§ **SET PROBLEM**: Gather every line in the records below that contains the word "ngrok".

§ **GIVEN DATA**:
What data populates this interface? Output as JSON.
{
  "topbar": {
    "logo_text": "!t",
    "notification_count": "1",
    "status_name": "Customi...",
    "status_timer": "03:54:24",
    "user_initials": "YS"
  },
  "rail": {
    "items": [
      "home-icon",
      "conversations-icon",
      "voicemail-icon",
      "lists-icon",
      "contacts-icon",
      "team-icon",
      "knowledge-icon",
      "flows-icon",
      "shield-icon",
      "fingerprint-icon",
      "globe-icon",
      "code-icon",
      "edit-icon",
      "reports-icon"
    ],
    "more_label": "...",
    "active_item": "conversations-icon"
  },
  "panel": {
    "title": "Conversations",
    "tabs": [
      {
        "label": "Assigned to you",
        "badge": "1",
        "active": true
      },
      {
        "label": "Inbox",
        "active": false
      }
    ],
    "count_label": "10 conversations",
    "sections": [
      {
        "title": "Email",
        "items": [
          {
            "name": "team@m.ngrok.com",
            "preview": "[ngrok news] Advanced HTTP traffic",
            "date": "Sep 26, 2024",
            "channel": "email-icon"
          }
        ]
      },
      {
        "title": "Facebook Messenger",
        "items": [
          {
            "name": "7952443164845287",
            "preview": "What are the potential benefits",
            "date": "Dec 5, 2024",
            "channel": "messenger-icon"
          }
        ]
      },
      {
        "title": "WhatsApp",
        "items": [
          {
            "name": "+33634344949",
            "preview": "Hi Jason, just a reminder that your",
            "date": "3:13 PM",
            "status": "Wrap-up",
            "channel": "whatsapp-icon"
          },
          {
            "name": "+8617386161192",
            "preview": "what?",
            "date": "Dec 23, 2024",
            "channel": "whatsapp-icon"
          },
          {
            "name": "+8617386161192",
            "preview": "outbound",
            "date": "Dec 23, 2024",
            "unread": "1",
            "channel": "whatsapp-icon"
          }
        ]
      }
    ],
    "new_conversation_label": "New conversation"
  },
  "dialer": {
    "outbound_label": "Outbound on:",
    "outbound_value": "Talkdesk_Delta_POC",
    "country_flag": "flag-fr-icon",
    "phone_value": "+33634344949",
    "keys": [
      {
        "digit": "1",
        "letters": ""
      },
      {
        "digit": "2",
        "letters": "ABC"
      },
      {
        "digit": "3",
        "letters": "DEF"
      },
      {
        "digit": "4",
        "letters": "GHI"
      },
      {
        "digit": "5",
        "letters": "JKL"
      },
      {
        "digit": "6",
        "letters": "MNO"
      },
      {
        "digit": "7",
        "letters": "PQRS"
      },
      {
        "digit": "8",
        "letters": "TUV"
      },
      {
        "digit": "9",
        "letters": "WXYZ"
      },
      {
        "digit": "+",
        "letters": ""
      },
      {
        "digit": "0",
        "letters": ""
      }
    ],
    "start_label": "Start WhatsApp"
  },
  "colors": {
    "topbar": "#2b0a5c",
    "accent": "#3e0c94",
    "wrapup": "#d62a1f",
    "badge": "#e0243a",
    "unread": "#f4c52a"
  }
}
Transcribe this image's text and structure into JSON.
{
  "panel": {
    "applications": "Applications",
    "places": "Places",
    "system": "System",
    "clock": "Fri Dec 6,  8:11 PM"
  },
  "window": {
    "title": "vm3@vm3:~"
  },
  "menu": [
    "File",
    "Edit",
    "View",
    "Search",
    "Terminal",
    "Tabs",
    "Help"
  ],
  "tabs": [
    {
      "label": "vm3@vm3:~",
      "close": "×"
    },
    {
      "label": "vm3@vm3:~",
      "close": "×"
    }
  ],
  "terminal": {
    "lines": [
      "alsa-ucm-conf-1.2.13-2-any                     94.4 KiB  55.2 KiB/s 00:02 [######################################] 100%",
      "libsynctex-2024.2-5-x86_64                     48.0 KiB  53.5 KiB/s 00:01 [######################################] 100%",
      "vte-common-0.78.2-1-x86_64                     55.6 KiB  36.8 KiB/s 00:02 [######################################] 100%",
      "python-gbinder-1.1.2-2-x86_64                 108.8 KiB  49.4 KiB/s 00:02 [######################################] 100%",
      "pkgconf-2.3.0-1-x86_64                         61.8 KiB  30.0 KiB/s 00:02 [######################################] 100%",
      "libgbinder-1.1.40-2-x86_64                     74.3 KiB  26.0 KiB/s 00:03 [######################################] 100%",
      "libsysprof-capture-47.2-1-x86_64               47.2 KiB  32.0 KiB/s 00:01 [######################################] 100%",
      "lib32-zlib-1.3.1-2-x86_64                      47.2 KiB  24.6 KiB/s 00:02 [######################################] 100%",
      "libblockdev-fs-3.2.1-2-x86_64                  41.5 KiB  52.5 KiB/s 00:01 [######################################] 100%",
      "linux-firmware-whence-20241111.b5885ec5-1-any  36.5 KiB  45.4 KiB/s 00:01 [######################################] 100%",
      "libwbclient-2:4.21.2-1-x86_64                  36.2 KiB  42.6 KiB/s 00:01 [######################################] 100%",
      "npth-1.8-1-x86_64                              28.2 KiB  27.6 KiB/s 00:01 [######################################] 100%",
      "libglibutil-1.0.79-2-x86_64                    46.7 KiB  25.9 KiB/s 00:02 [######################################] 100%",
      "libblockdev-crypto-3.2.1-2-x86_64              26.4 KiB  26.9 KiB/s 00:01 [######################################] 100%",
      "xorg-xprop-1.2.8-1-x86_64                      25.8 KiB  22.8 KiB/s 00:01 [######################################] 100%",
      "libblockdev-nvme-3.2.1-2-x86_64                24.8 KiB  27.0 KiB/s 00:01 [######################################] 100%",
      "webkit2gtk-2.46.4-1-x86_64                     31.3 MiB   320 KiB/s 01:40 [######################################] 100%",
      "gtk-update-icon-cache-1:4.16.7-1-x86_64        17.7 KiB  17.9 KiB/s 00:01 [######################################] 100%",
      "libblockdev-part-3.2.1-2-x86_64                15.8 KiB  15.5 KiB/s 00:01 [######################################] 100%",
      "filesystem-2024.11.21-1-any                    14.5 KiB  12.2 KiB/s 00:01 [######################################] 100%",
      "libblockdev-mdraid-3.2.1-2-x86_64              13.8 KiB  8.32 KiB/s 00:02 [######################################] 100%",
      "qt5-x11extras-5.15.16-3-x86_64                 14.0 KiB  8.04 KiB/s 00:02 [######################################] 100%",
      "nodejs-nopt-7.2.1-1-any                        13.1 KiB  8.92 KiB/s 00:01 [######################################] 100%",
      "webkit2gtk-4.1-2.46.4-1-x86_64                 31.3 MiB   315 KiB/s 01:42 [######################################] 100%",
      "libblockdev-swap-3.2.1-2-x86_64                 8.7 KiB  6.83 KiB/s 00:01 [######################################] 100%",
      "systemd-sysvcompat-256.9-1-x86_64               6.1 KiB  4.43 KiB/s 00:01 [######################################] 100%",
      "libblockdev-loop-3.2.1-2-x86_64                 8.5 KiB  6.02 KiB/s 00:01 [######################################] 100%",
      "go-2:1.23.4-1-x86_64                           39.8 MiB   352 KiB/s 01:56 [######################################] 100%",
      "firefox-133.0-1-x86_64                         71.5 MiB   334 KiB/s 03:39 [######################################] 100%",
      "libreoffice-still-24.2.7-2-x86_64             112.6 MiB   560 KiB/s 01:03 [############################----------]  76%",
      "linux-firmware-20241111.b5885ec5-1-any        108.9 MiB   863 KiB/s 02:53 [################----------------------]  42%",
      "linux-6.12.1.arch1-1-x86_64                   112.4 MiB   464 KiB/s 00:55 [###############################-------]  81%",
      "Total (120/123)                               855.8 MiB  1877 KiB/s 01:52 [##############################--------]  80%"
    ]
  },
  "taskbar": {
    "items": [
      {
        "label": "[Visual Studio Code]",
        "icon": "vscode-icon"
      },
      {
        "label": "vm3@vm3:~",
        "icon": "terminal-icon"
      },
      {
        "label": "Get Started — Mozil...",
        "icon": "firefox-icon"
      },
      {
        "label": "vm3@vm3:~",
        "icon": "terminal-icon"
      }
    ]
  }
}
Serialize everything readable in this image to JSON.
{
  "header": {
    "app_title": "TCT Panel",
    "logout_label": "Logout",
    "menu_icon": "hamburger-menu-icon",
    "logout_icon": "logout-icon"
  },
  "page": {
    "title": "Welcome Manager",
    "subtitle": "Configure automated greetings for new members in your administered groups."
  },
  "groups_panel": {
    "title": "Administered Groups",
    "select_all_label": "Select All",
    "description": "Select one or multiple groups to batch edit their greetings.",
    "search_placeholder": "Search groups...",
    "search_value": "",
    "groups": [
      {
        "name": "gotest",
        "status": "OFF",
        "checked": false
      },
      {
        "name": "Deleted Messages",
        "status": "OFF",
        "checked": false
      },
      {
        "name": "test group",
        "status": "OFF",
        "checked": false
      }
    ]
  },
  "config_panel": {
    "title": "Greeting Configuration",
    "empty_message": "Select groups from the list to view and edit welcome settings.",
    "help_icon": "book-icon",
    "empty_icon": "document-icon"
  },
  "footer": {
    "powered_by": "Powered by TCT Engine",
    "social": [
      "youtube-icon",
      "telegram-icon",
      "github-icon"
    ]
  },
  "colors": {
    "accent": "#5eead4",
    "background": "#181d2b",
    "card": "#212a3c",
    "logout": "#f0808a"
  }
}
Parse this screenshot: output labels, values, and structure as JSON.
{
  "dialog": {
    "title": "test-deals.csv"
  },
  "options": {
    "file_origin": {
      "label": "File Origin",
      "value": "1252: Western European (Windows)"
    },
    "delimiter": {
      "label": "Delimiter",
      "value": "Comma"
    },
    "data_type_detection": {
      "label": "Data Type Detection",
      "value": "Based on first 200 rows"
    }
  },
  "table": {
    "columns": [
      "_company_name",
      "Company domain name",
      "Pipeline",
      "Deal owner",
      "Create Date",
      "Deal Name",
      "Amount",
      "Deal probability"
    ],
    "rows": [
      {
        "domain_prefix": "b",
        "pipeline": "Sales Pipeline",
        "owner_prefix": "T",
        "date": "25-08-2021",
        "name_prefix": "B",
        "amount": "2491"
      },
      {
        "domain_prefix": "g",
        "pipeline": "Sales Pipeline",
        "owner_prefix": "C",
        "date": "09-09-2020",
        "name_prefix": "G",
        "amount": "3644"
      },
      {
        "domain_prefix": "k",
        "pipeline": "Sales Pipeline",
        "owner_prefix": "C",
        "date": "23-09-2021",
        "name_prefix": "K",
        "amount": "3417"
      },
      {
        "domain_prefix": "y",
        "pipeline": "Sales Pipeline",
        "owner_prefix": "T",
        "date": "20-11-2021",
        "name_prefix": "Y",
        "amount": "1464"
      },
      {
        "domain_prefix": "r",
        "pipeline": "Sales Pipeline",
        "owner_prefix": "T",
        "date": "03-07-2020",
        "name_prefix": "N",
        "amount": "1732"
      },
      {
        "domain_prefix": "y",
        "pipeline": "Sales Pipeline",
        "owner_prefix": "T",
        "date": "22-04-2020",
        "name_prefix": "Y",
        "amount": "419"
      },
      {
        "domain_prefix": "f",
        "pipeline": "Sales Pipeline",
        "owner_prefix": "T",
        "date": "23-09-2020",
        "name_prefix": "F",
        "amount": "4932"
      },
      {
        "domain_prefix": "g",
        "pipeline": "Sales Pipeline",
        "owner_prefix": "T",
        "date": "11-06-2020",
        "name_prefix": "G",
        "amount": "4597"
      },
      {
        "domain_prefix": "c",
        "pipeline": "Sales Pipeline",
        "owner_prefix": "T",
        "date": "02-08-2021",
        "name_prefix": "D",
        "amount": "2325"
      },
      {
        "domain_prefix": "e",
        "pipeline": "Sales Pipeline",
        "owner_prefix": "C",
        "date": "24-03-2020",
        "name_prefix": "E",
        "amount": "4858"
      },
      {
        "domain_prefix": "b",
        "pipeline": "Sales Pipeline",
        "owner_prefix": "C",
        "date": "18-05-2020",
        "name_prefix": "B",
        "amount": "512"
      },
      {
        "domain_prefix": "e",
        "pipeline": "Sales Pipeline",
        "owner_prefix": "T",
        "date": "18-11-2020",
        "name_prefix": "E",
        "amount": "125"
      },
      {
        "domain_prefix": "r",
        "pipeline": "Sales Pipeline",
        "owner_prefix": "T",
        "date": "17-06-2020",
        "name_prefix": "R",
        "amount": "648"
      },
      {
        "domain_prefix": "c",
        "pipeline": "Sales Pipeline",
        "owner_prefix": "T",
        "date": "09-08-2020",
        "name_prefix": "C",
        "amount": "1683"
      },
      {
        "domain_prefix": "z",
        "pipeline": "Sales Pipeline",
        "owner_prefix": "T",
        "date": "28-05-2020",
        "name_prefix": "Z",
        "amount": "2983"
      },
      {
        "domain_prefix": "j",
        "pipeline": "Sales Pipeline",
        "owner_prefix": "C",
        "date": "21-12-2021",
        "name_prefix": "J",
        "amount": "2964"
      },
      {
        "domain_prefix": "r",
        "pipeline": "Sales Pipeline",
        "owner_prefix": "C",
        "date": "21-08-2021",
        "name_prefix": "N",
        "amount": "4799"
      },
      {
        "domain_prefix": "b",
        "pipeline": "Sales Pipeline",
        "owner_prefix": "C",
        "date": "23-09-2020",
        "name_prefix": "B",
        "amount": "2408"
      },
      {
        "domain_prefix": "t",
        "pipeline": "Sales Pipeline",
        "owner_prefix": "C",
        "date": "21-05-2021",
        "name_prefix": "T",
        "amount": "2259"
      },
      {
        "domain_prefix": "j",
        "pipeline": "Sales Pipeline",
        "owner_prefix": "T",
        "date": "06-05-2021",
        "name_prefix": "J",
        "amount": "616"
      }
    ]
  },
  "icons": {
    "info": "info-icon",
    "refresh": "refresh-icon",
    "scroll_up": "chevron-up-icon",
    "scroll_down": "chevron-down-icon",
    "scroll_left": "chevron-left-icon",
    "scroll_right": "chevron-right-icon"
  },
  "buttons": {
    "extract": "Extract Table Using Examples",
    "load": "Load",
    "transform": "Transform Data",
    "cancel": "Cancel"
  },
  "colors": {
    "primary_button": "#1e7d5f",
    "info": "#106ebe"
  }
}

§ **SOLUTION**:
            "name": "team@m.ngrok.com",
            "preview": "[ngrok news] Advanced HTTP traffic",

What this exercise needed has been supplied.